What to produce:
Leave out the pictures and repeat the rest of the material exactly.

(Dataset excerpt)
##############################

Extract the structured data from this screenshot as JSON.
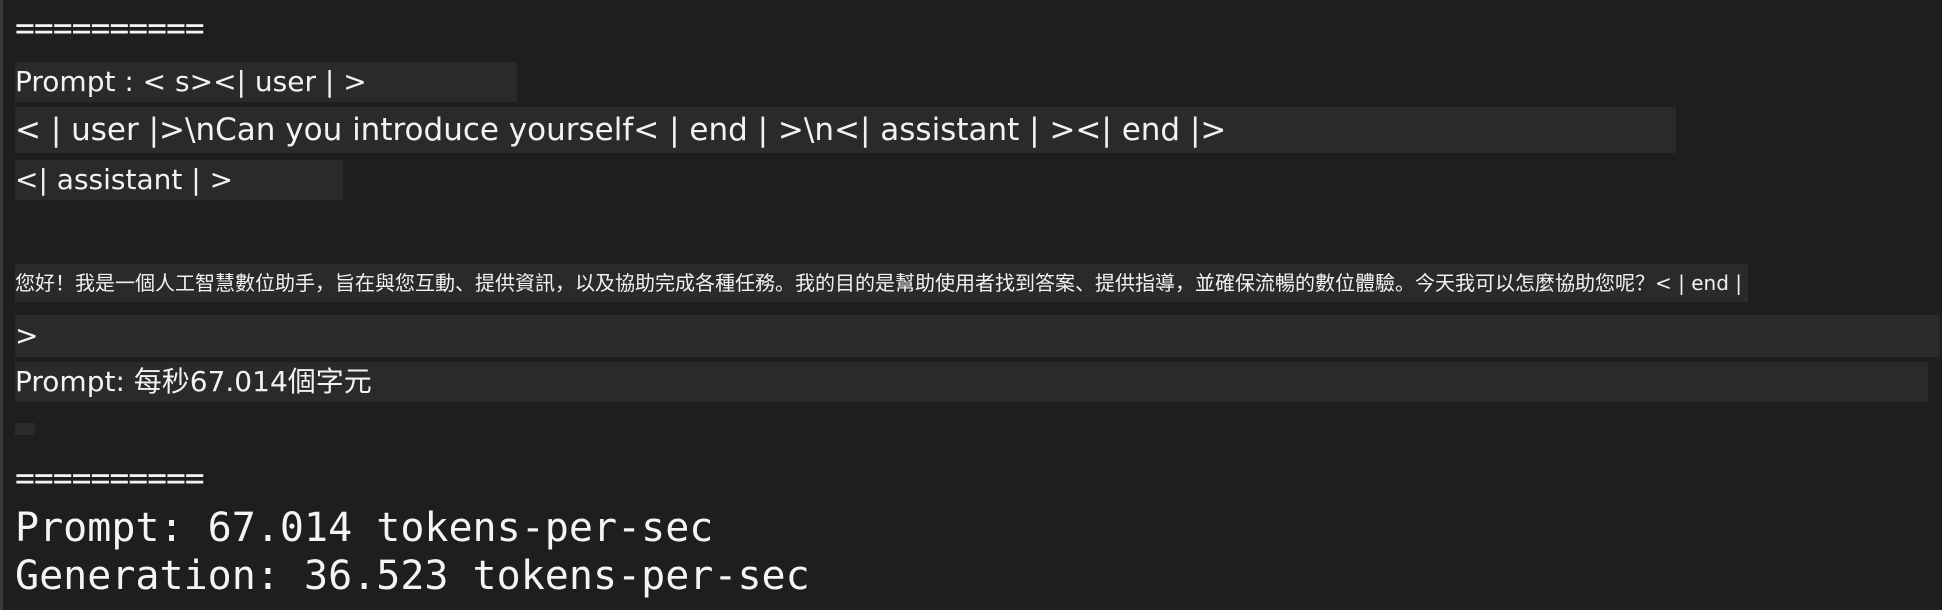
{
  "terminal": {
    "separator_top": "==========",
    "prompt_header": "Prompt : < s><| user | >",
    "user_message": "< | user |>\\nCan you introduce yourself< | end | >\\n<| assistant | ><| end |>",
    "assistant_tag": "<| assistant | >",
    "response": "您好！我是一個人工智慧數位助手，旨在與您互動、提供資訊，以及協助完成各種任務。我的目的是幫助使用者找到答案、提供指導，並確保流暢的數位體驗。今天我可以怎麼協助您呢？< | end |",
    "response_continuation": ">",
    "prompt_rate_zh": "Prompt: 每秒67.014個字元",
    "separator_bottom": "==========",
    "prompt_rate": "Prompt: 67.014 tokens-per-sec",
    "generation_rate": "Generation: 36.523 tokens-per-sec"
  }
}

##############################

Output of the exercise:
Extract the structured data from this screenshot as JSON.
{
  "terminal": {
    "separator_top": "==========",
    "prompt_header": "Prompt : < s><| user | >",
    "user_message": "< | user |>\\nCan you introduce yourself< | end | >\\n<| assistant | ><| end |>",
    "assistant_tag": "<| assistant | >",
    "response": "您好！我是一個人工智慧數位助手，旨在與您互動、提供資訊，以及協助完成各種任務。我的目的是幫助使用者找到答案、提供指導，並確保流暢的數位體驗。今天我可以怎麼協助您呢？< | end |",
    "response_continuation": ">",
    "prompt_rate_zh": "Prompt: 每秒67.014個字元",
    "separator_bottom": "==========",
    "prompt_rate": "Prompt: 67.014 tokens-per-sec",
    "generation_rate": "Generation: 36.523 tokens-per-sec"
  }
}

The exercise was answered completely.